[Region boundary data]
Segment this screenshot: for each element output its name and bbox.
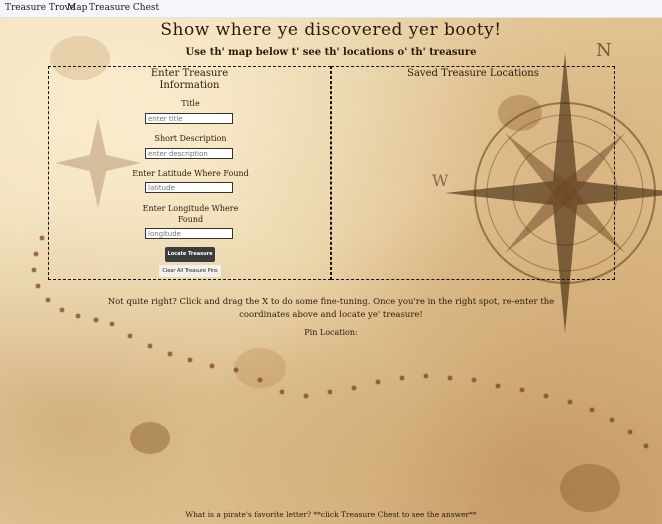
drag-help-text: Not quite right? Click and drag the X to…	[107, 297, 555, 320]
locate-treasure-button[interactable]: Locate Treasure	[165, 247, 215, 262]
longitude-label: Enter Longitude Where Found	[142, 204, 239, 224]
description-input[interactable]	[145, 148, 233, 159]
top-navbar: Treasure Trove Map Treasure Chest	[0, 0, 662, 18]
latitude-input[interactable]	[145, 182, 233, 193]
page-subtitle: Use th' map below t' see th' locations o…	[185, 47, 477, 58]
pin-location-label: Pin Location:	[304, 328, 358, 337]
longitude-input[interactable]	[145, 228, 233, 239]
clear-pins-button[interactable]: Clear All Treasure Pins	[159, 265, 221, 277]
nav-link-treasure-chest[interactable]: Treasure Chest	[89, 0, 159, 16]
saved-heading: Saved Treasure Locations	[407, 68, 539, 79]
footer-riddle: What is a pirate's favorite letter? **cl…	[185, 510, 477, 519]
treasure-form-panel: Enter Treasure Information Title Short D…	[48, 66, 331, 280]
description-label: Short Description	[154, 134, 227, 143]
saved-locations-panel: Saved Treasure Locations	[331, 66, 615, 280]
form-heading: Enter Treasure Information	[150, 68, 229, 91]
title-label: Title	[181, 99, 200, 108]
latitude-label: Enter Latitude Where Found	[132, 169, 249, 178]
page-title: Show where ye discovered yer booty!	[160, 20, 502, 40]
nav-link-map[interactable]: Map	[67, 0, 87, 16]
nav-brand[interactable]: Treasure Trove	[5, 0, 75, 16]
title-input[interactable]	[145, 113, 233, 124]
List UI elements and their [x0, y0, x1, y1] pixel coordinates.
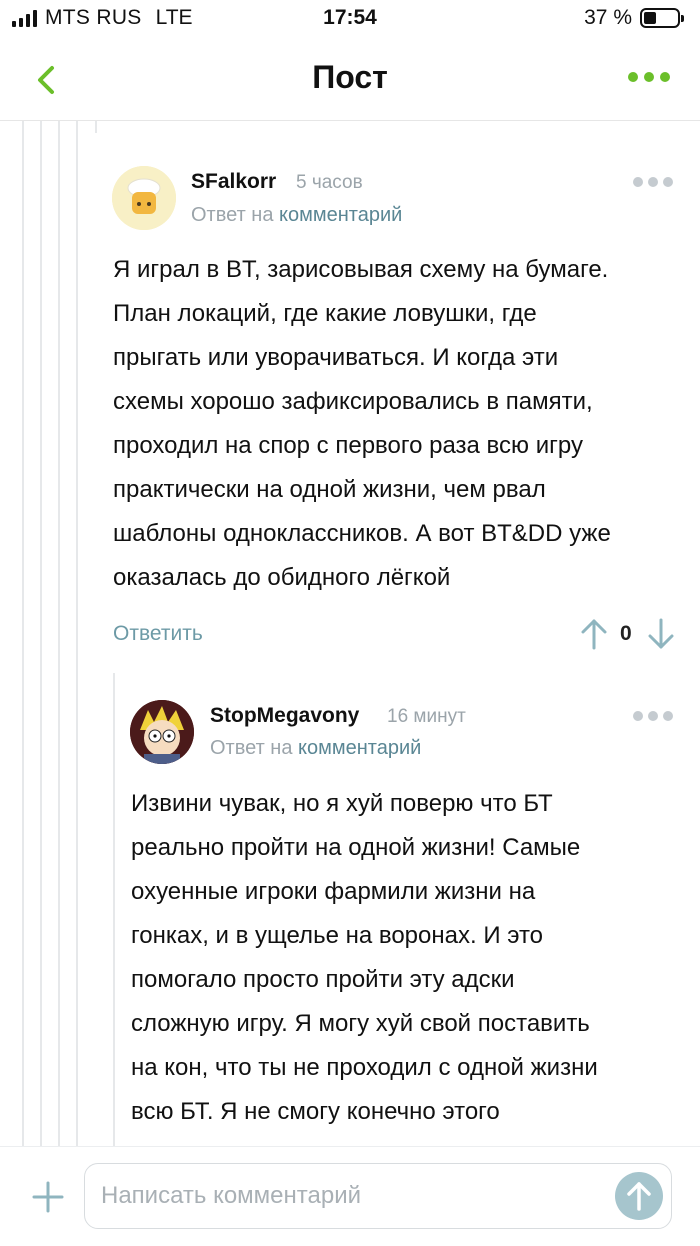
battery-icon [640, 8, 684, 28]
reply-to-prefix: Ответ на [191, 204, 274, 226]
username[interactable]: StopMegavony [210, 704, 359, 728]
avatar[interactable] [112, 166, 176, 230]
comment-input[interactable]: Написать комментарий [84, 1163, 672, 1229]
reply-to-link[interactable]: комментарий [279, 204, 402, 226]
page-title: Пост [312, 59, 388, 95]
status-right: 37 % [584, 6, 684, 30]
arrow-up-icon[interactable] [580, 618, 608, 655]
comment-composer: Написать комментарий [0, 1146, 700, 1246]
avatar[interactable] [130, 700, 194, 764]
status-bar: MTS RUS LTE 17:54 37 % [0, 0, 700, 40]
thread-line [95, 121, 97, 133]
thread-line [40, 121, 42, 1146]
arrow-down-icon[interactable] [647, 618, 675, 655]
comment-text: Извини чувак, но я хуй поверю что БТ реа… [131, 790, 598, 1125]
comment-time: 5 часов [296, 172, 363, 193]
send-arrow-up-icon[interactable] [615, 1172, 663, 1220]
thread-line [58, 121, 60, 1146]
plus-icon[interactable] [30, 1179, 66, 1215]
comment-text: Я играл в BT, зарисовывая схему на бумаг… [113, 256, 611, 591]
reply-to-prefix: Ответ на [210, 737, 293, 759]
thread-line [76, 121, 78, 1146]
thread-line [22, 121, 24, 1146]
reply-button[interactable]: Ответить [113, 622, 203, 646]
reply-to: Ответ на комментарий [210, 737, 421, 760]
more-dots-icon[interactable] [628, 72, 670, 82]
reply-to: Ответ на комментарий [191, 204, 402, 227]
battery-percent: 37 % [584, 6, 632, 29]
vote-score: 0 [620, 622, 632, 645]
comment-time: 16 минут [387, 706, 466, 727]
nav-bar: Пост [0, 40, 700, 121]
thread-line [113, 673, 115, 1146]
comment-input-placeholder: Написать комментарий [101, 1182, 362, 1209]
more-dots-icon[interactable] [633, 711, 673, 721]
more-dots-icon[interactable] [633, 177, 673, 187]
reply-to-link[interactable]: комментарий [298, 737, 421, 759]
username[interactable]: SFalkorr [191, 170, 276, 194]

DIRECTIVE: Gather every line from the entries above that contains the string "page".

EXPECTED OUTPUT:
page-subtitle: Use th' map below t' see th' locations o…	[185, 47, 477, 58]
page-title: Show where ye discovered yer booty!	[160, 20, 502, 40]
page-title: Пост [312, 59, 388, 95]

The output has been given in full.